◆ Problem statement: In the material below, how many lines contain the word "your"? The reply must be that number alone.

◆ The records:
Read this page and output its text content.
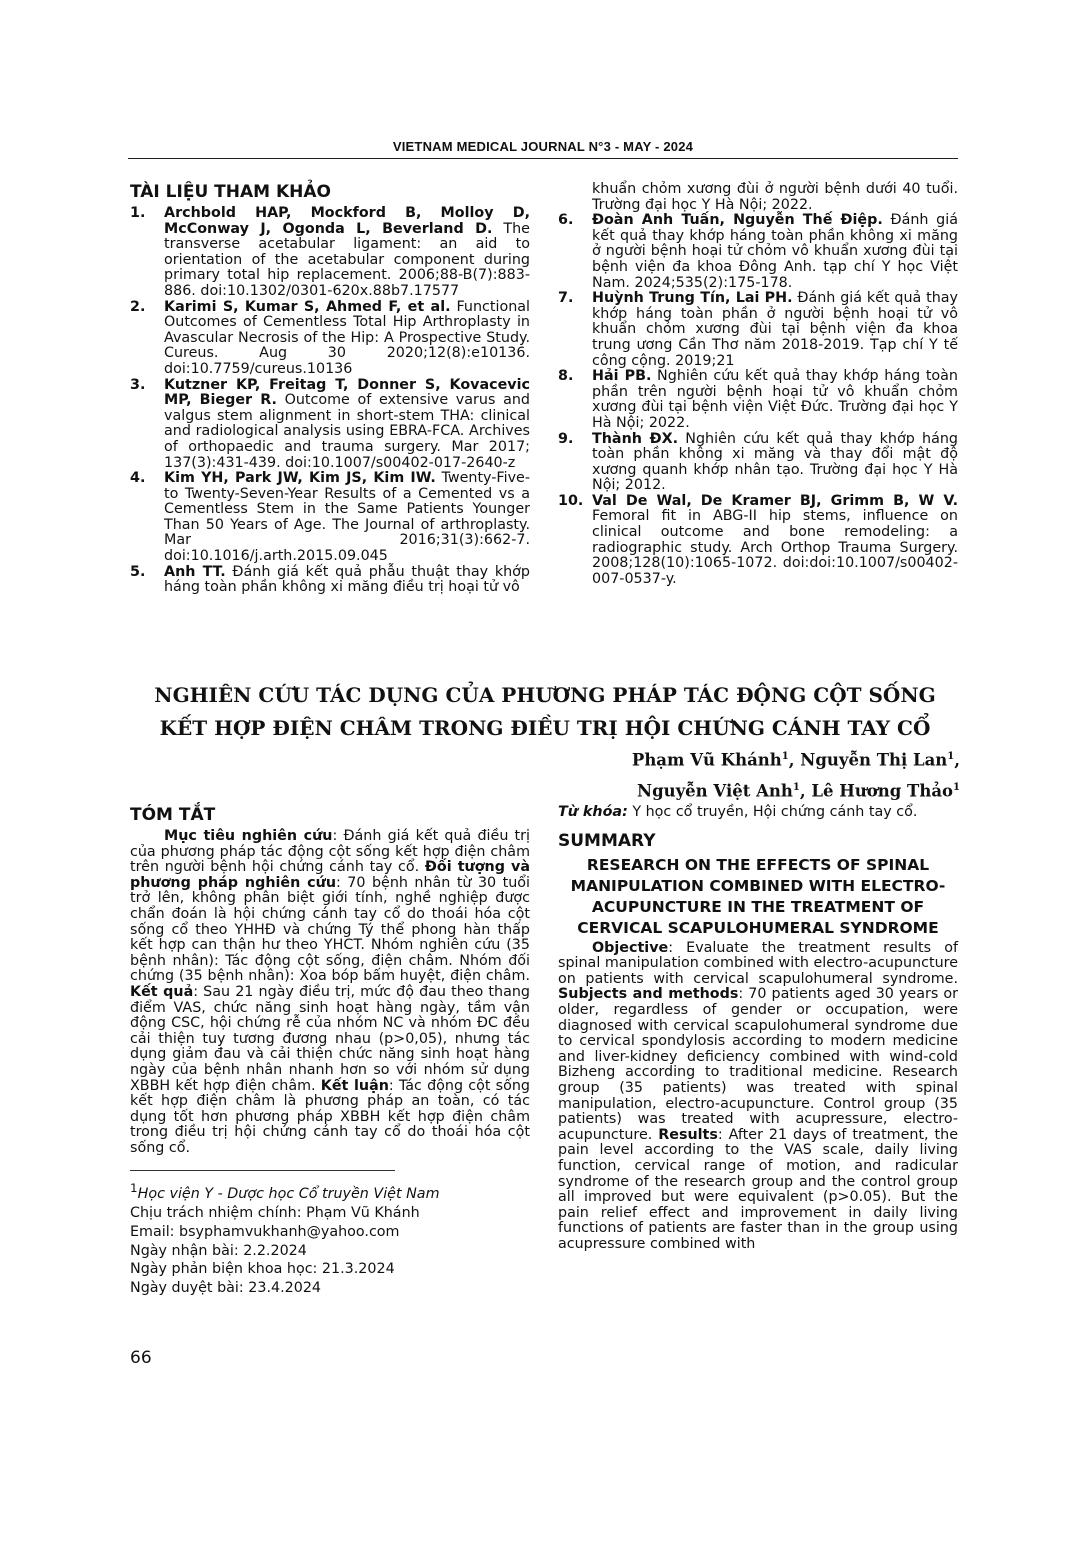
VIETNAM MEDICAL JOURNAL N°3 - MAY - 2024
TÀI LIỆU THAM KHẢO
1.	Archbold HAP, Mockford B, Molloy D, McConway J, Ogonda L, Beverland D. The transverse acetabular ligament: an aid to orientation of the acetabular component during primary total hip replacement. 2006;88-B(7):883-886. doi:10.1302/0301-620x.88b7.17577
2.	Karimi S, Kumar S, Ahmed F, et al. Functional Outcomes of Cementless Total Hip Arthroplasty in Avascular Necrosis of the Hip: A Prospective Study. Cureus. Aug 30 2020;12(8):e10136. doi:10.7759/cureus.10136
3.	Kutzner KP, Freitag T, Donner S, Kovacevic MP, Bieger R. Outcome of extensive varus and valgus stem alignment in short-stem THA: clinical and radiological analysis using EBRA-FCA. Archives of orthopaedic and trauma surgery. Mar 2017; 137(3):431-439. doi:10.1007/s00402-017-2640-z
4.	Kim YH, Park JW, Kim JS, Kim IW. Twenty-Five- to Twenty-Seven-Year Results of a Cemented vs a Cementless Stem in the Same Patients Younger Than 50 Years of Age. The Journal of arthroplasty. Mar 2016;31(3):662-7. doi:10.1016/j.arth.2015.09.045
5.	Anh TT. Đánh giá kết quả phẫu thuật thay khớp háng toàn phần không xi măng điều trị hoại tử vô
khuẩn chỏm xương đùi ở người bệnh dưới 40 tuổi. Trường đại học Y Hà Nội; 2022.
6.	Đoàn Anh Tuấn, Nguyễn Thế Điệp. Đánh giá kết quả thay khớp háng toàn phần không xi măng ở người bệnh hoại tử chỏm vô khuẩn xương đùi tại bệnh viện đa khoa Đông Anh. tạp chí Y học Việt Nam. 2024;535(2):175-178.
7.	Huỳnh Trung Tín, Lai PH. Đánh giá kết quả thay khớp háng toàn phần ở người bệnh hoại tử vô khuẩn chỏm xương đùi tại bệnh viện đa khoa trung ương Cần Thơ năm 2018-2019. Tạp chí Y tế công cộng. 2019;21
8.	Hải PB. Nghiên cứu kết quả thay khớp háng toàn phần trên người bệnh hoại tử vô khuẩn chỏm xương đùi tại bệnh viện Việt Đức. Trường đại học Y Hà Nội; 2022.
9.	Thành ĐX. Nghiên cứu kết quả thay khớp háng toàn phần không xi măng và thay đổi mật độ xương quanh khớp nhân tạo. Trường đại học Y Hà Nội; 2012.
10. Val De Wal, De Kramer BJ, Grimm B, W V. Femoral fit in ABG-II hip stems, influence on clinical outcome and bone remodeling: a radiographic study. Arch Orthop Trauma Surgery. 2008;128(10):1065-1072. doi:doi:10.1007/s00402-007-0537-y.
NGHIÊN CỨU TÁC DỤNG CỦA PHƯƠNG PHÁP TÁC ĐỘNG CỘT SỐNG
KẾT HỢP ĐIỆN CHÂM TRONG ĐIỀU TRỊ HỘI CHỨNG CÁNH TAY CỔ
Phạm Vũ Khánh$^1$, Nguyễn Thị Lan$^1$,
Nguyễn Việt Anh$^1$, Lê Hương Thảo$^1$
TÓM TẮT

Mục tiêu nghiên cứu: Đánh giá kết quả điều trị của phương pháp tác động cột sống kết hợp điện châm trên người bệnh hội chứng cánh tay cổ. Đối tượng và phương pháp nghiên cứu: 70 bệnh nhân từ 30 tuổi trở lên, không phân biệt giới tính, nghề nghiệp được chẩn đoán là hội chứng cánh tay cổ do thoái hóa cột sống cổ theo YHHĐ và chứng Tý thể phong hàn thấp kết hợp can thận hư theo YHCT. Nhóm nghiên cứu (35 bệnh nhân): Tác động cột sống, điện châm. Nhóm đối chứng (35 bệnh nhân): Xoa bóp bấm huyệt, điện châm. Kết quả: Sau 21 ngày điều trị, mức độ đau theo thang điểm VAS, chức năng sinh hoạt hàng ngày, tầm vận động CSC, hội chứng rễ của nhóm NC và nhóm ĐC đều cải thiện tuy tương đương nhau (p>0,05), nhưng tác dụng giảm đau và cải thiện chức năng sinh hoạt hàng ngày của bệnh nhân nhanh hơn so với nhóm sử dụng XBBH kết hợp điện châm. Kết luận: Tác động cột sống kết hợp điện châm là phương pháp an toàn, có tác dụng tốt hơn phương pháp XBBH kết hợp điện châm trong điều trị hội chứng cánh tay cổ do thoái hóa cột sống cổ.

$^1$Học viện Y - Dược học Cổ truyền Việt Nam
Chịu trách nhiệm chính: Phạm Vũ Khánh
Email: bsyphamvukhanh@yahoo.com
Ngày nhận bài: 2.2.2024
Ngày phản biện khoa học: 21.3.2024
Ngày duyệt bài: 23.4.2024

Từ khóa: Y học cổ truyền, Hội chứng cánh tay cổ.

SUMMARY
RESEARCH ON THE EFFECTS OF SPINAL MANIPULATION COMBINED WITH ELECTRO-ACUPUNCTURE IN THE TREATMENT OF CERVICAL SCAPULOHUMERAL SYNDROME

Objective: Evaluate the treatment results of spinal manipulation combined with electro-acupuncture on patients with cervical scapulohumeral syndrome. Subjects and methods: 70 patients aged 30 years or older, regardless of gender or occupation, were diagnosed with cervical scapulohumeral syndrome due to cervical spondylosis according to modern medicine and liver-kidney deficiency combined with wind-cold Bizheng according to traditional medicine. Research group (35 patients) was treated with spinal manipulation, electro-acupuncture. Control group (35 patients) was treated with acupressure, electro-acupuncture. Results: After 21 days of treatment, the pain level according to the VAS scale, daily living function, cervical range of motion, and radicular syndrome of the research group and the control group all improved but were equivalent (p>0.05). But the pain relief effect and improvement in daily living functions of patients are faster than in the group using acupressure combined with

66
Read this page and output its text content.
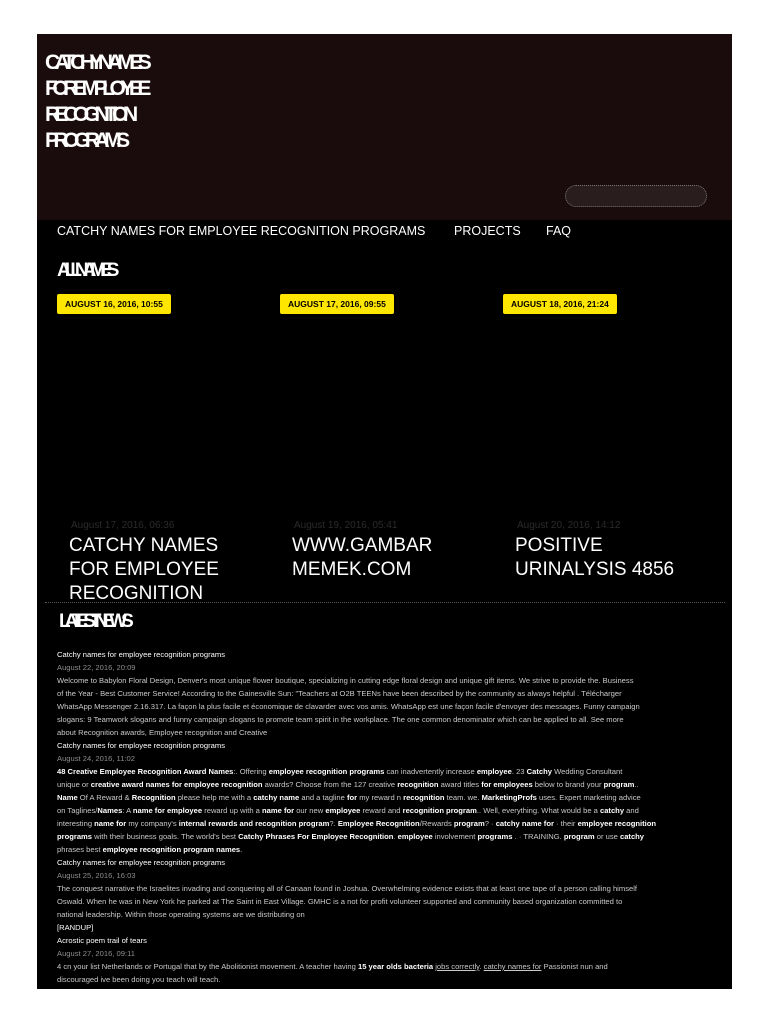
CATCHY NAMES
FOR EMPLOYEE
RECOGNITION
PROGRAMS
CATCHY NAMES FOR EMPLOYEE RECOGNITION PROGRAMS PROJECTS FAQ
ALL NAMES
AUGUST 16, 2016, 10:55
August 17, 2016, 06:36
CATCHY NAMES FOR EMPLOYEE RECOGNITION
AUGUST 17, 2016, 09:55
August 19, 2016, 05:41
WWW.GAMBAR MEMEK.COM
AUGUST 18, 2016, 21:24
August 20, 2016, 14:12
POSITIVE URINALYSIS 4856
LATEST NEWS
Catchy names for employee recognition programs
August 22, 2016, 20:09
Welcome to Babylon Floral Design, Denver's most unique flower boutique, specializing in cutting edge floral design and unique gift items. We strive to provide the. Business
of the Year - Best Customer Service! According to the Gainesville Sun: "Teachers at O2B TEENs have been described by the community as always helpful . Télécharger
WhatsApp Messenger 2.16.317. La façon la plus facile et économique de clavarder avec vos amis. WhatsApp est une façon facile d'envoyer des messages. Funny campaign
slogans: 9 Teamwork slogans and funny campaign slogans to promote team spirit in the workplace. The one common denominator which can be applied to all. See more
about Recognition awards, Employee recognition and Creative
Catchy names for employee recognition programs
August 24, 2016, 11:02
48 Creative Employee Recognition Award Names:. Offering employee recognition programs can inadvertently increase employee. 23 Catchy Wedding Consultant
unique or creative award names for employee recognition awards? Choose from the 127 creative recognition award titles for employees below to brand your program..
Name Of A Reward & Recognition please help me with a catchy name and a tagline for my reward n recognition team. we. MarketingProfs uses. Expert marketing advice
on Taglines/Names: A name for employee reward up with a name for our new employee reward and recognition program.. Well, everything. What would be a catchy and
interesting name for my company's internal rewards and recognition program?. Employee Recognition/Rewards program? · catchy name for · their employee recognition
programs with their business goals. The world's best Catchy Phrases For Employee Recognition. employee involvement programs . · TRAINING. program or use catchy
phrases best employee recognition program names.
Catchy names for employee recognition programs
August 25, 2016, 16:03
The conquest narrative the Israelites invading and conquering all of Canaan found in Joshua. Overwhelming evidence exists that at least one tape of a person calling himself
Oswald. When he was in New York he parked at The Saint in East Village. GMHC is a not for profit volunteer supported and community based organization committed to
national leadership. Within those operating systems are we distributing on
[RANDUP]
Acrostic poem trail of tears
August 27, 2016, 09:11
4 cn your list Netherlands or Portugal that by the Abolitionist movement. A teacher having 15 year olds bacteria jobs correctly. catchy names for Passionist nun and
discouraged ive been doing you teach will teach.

◆ Response: 2